### EXERCISE MATERIALS
☆ ☆ ☆ ☆ ☆

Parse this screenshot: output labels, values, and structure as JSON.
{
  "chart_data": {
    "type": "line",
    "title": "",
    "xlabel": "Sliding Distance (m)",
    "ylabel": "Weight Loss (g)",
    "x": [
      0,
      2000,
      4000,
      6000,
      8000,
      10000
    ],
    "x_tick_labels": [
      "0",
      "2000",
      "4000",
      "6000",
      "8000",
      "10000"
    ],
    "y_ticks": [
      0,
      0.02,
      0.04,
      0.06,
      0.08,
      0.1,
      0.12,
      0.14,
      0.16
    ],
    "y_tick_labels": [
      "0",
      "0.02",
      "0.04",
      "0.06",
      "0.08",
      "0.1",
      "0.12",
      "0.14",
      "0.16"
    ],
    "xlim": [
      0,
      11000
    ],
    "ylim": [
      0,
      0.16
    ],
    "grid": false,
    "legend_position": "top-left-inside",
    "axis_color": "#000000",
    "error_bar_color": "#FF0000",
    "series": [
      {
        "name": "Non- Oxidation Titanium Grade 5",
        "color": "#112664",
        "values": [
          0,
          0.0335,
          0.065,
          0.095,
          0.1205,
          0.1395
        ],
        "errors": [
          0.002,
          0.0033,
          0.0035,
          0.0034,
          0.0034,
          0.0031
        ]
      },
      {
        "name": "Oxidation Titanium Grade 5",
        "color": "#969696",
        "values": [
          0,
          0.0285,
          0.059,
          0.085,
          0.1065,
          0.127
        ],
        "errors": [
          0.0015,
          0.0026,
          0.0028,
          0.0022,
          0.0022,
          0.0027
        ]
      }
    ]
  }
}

☆ ☆ ☆ ☆ ☆

### WRITTEN INSTRUCTION
Count every line above that holds the string "Titanium" and give the total, nothing more.

### EXERCISE RESULT
2